[Records from a collection of figures]
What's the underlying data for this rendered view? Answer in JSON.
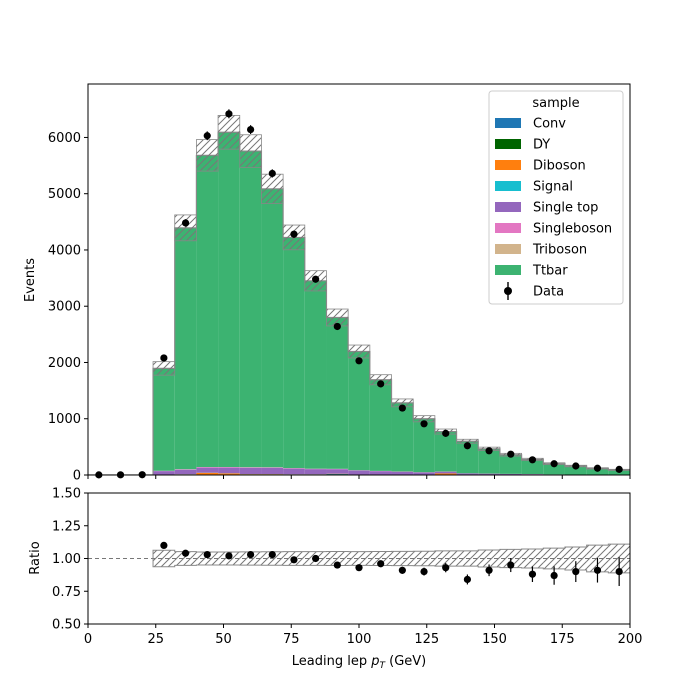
{
  "chart_data": {
    "type": "stacked-histogram-with-ratio",
    "x": {
      "label_prefix": "Leading lep ",
      "label_var": "p",
      "label_sub": "T",
      "label_suffix": " (GeV)",
      "lim": [
        0,
        200
      ],
      "ticks": [
        0,
        25,
        50,
        75,
        100,
        125,
        150,
        175,
        200
      ],
      "bin_edges": [
        0,
        8,
        16,
        24,
        32,
        40,
        48,
        56,
        64,
        72,
        80,
        88,
        96,
        104,
        112,
        120,
        128,
        136,
        144,
        152,
        160,
        168,
        176,
        184,
        192,
        200
      ]
    },
    "main": {
      "ylabel": "Events",
      "ylim": [
        0,
        6950
      ],
      "yticks": [
        0,
        1000,
        2000,
        3000,
        4000,
        5000,
        6000
      ]
    },
    "ratio": {
      "ylabel": "Ratio",
      "ylim": [
        0.5,
        1.5
      ],
      "yticks": [
        0.5,
        0.75,
        1.0,
        1.25,
        1.5
      ],
      "ytick_labels": [
        "0.50",
        "0.75",
        "1.00",
        "1.25",
        "1.50"
      ],
      "reference": 1.0
    },
    "legend": {
      "title": "sample",
      "placement": "top-right",
      "entries": [
        "Conv",
        "DY",
        "Diboson",
        "Signal",
        "Single top",
        "Singleboson",
        "Triboson",
        "Ttbar",
        "Data"
      ]
    },
    "series": [
      {
        "name": "Conv",
        "color": "#1f77b4",
        "values": [
          0,
          0,
          0,
          2,
          3,
          4,
          4,
          4,
          4,
          3,
          3,
          15,
          2,
          2,
          2,
          1,
          1,
          1,
          1,
          1,
          1,
          0,
          0,
          0,
          0
        ]
      },
      {
        "name": "DY",
        "color": "#006400",
        "values": [
          0,
          0,
          0,
          3,
          4,
          5,
          5,
          5,
          5,
          4,
          4,
          3,
          3,
          2,
          2,
          2,
          1,
          1,
          1,
          1,
          1,
          0,
          0,
          0,
          0
        ]
      },
      {
        "name": "Diboson",
        "color": "#ff7f0e",
        "values": [
          0,
          0,
          0,
          3,
          5,
          30,
          20,
          6,
          6,
          5,
          5,
          4,
          3,
          3,
          2,
          2,
          25,
          1,
          1,
          1,
          1,
          0,
          0,
          0,
          0
        ]
      },
      {
        "name": "Signal",
        "color": "#17becf",
        "values": [
          0,
          0,
          0,
          1,
          2,
          2,
          2,
          2,
          2,
          2,
          2,
          1,
          1,
          1,
          1,
          1,
          1,
          0,
          0,
          0,
          0,
          0,
          0,
          0,
          0
        ]
      },
      {
        "name": "Single top",
        "color": "#9467bd",
        "values": [
          0,
          0,
          0,
          60,
          80,
          90,
          100,
          110,
          110,
          100,
          90,
          80,
          70,
          60,
          50,
          40,
          30,
          25,
          20,
          15,
          12,
          10,
          8,
          6,
          5
        ]
      },
      {
        "name": "Singleboson",
        "color": "#e377c2",
        "values": [
          0,
          0,
          0,
          5,
          8,
          10,
          10,
          10,
          9,
          8,
          7,
          6,
          5,
          4,
          4,
          3,
          3,
          2,
          2,
          2,
          2,
          1,
          1,
          1,
          1
        ]
      },
      {
        "name": "Triboson",
        "color": "#d2b48c",
        "values": [
          0,
          0,
          0,
          1,
          1,
          1,
          1,
          1,
          1,
          1,
          1,
          1,
          1,
          1,
          1,
          1,
          1,
          0,
          0,
          0,
          0,
          0,
          0,
          0,
          0
        ]
      },
      {
        "name": "Ttbar",
        "color": "#3cb371",
        "values": [
          0,
          0,
          0,
          1820,
          4290,
          5540,
          5950,
          5620,
          4950,
          4100,
          3340,
          2690,
          2110,
          1620,
          1220,
          950,
          710,
          570,
          440,
          340,
          260,
          190,
          150,
          110,
          85
        ]
      }
    ],
    "mc_unc": [
      0,
      0,
      0,
      120,
      230,
      280,
      300,
      290,
      260,
      220,
      180,
      150,
      115,
      90,
      70,
      55,
      45,
      35,
      30,
      25,
      20,
      16,
      14,
      12,
      10
    ],
    "data": {
      "name": "Data",
      "color": "#000000",
      "values": [
        2,
        3,
        5,
        2080,
        4480,
        6030,
        6420,
        6140,
        5360,
        4280,
        3480,
        2640,
        2030,
        1620,
        1190,
        910,
        740,
        520,
        430,
        370,
        270,
        200,
        160,
        120,
        100
      ]
    },
    "ratio_points": [
      null,
      null,
      null,
      1.1,
      1.04,
      1.03,
      1.02,
      1.03,
      1.03,
      0.99,
      1.0,
      0.95,
      0.93,
      0.96,
      0.91,
      0.9,
      0.93,
      0.84,
      0.91,
      0.95,
      0.88,
      0.87,
      0.9,
      0.91,
      0.9
    ]
  }
}
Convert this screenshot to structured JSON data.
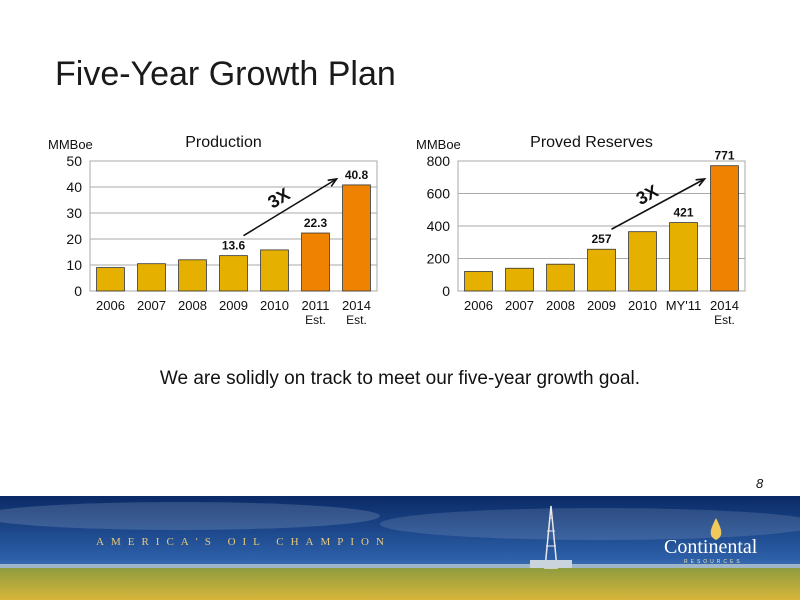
{
  "slide": {
    "title": "Five-Year Growth Plan",
    "subtitle": "We are solidly on track to meet our five-year growth goal.",
    "page_number": "8"
  },
  "footer": {
    "tagline": "AMERICA'S OIL CHAMPION",
    "logo_name": "Continental",
    "logo_sub": "RESOURCES"
  },
  "colors": {
    "bar_historic": "#e6b000",
    "bar_projected": "#ef8200",
    "bar_outline": "#333333",
    "grid": "#aaaaaa",
    "arrow": "#111111"
  },
  "chart_data": [
    {
      "type": "bar",
      "title": "Production",
      "ylabel": "MMBoe",
      "ylim": [
        0,
        50
      ],
      "yticks": [
        0,
        10,
        20,
        30,
        40,
        50
      ],
      "grid": true,
      "categories": [
        "2006",
        "2007",
        "2008",
        "2009",
        "2010",
        "2011",
        "2014"
      ],
      "category_sublabels": [
        "",
        "",
        "",
        "",
        "",
        "Est.",
        "Est."
      ],
      "values": [
        9,
        10.5,
        12,
        13.6,
        15.8,
        22.3,
        40.8
      ],
      "data_labels": [
        "",
        "",
        "",
        "13.6",
        "",
        "22.3",
        "40.8"
      ],
      "projected": [
        false,
        false,
        false,
        false,
        false,
        true,
        true
      ],
      "annotation": {
        "text": "3X",
        "from_index": 3,
        "to_index": 6
      }
    },
    {
      "type": "bar",
      "title": "Proved Reserves",
      "ylabel": "MMBoe",
      "ylim": [
        0,
        800
      ],
      "yticks": [
        0,
        200,
        400,
        600,
        800
      ],
      "grid": true,
      "categories": [
        "2006",
        "2007",
        "2008",
        "2009",
        "2010",
        "MY'11",
        "2014"
      ],
      "category_sublabels": [
        "",
        "",
        "",
        "",
        "",
        "",
        "Est."
      ],
      "values": [
        120,
        140,
        165,
        257,
        365,
        421,
        771
      ],
      "data_labels": [
        "",
        "",
        "",
        "257",
        "",
        "421",
        "771"
      ],
      "projected": [
        false,
        false,
        false,
        false,
        false,
        false,
        true
      ],
      "annotation": {
        "text": "3X",
        "from_index": 3,
        "to_index": 6
      }
    }
  ]
}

> **OBJECTIVE**:
Copy every entry exactly as written. Pictures are excluded.

> **EXERCISE RESULT**:
What's the underlying data for this rendered view? Answer in JSON.
{
  "chart_data": {
    "type": "stacked-histogram-with-ratio",
    "x": {
      "label_prefix": "Leading lep ",
      "label_var": "p",
      "label_sub": "T",
      "label_suffix": " (GeV)",
      "lim": [
        0,
        200
      ],
      "ticks": [
        0,
        25,
        50,
        75,
        100,
        125,
        150,
        175,
        200
      ],
      "bin_edges": [
        0,
        8,
        16,
        24,
        32,
        40,
        48,
        56,
        64,
        72,
        80,
        88,
        96,
        104,
        112,
        120,
        128,
        136,
        144,
        152,
        160,
        168,
        176,
        184,
        192,
        200
      ]
    },
    "main": {
      "ylabel": "Events",
      "ylim": [
        0,
        6950
      ],
      "yticks": [
        0,
        1000,
        2000,
        3000,
        4000,
        5000,
        6000
      ]
    },
    "ratio": {
      "ylabel": "Ratio",
      "ylim": [
        0.5,
        1.5
      ],
      "yticks": [
        0.5,
        0.75,
        1.0,
        1.25,
        1.5
      ],
      "ytick_labels": [
        "0.50",
        "0.75",
        "1.00",
        "1.25",
        "1.50"
      ],
      "reference": 1.0
    },
    "legend": {
      "title": "sample",
      "placement": "top-right",
      "entries": [
        "Conv",
        "DY",
        "Diboson",
        "Signal",
        "Single top",
        "Singleboson",
        "Triboson",
        "Ttbar",
        "Data"
      ]
    },
    "series": [
      {
        "name": "Conv",
        "color": "#1f77b4",
        "values": [
          0,
          0,
          0,
          2,
          3,
          4,
          4,
          4,
          4,
          3,
          3,
          15,
          2,
          2,
          2,
          1,
          1,
          1,
          1,
          1,
          1,
          0,
          0,
          0,
          0
        ]
      },
      {
        "name": "DY",
        "color": "#006400",
        "values": [
          0,
          0,
          0,
          3,
          4,
          5,
          5,
          5,
          5,
          4,
          4,
          3,
          3,
          2,
          2,
          2,
          1,
          1,
          1,
          1,
          1,
          0,
          0,
          0,
          0
        ]
      },
      {
        "name": "Diboson",
        "color": "#ff7f0e",
        "values": [
          0,
          0,
          0,
          3,
          5,
          30,
          20,
          6,
          6,
          5,
          5,
          4,
          3,
          3,
          2,
          2,
          25,
          1,
          1,
          1,
          1,
          0,
          0,
          0,
          0
        ]
      },
      {
        "name": "Signal",
        "color": "#17becf",
        "values": [
          0,
          0,
          0,
          1,
          2,
          2,
          2,
          2,
          2,
          2,
          2,
          1,
          1,
          1,
          1,
          1,
          1,
          0,
          0,
          0,
          0,
          0,
          0,
          0,
          0
        ]
      },
      {
        "name": "Single top",
        "color": "#9467bd",
        "values": [
          0,
          0,
          0,
          60,
          80,
          90,
          100,
          110,
          110,
          100,
          90,
          80,
          70,
          60,
          50,
          40,
          30,
          25,
          20,
          15,
          12,
          10,
          8,
          6,
          5
        ]
      },
      {
        "name": "Singleboson",
        "color": "#e377c2",
        "values": [
          0,
          0,
          0,
          5,
          8,
          10,
          10,
          10,
          9,
          8,
          7,
          6,
          5,
          4,
          4,
          3,
          3,
          2,
          2,
          2,
          2,
          1,
          1,
          1,
          1
        ]
      },
      {
        "name": "Triboson",
        "color": "#d2b48c",
        "values": [
          0,
          0,
          0,
          1,
          1,
          1,
          1,
          1,
          1,
          1,
          1,
          1,
          1,
          1,
          1,
          1,
          1,
          0,
          0,
          0,
          0,
          0,
          0,
          0,
          0
        ]
      },
      {
        "name": "Ttbar",
        "color": "#3cb371",
        "values": [
          0,
          0,
          0,
          1820,
          4290,
          5540,
          5950,
          5620,
          4950,
          4100,
          3340,
          2690,
          2110,
          1620,
          1220,
          950,
          710,
          570,
          440,
          340,
          260,
          190,
          150,
          110,
          85
        ]
      }
    ],
    "mc_unc": [
      0,
      0,
      0,
      120,
      230,
      280,
      300,
      290,
      260,
      220,
      180,
      150,
      115,
      90,
      70,
      55,
      45,
      35,
      30,
      25,
      20,
      16,
      14,
      12,
      10
    ],
    "data": {
      "name": "Data",
      "color": "#000000",
      "values": [
        2,
        3,
        5,
        2080,
        4480,
        6030,
        6420,
        6140,
        5360,
        4280,
        3480,
        2640,
        2030,
        1620,
        1190,
        910,
        740,
        520,
        430,
        370,
        270,
        200,
        160,
        120,
        100
      ]
    },
    "ratio_points": [
      null,
      null,
      null,
      1.1,
      1.04,
      1.03,
      1.02,
      1.03,
      1.03,
      0.99,
      1.0,
      0.95,
      0.93,
      0.96,
      0.91,
      0.9,
      0.93,
      0.84,
      0.91,
      0.95,
      0.88,
      0.87,
      0.9,
      0.91,
      0.9
    ]
  }
}
Convert this screenshot to structured JSON data.
{
  "slide": {
    "title": "Five-Year Growth Plan",
    "subtitle": "We are solidly on track to meet our five-year growth goal.",
    "page_number": "8"
  },
  "footer": {
    "tagline": "AMERICA'S OIL CHAMPION",
    "logo_name": "Continental",
    "logo_sub": "RESOURCES"
  },
  "colors": {
    "bar_historic": "#e6b000",
    "bar_projected": "#ef8200",
    "bar_outline": "#333333",
    "grid": "#aaaaaa",
    "arrow": "#111111"
  },
  "chart_data": [
    {
      "type": "bar",
      "title": "Production",
      "ylabel": "MMBoe",
      "ylim": [
        0,
        50
      ],
      "yticks": [
        0,
        10,
        20,
        30,
        40,
        50
      ],
      "grid": true,
      "categories": [
        "2006",
        "2007",
        "2008",
        "2009",
        "2010",
        "2011",
        "2014"
      ],
      "category_sublabels": [
        "",
        "",
        "",
        "",
        "",
        "Est.",
        "Est."
      ],
      "values": [
        9,
        10.5,
        12,
        13.6,
        15.8,
        22.3,
        40.8
      ],
      "data_labels": [
        "",
        "",
        "",
        "13.6",
        "",
        "22.3",
        "40.8"
      ],
      "projected": [
        false,
        false,
        false,
        false,
        false,
        true,
        true
      ],
      "annotation": {
        "text": "3X",
        "from_index": 3,
        "to_index": 6
      }
    },
    {
      "type": "bar",
      "title": "Proved Reserves",
      "ylabel": "MMBoe",
      "ylim": [
        0,
        800
      ],
      "yticks": [
        0,
        200,
        400,
        600,
        800
      ],
      "grid": true,
      "categories": [
        "2006",
        "2007",
        "2008",
        "2009",
        "2010",
        "MY'11",
        "2014"
      ],
      "category_sublabels": [
        "",
        "",
        "",
        "",
        "",
        "",
        "Est."
      ],
      "values": [
        120,
        140,
        165,
        257,
        365,
        421,
        771
      ],
      "data_labels": [
        "",
        "",
        "",
        "257",
        "",
        "421",
        "771"
      ],
      "projected": [
        false,
        false,
        false,
        false,
        false,
        false,
        true
      ],
      "annotation": {
        "text": "3X",
        "from_index": 3,
        "to_index": 6
      }
    }
  ]
}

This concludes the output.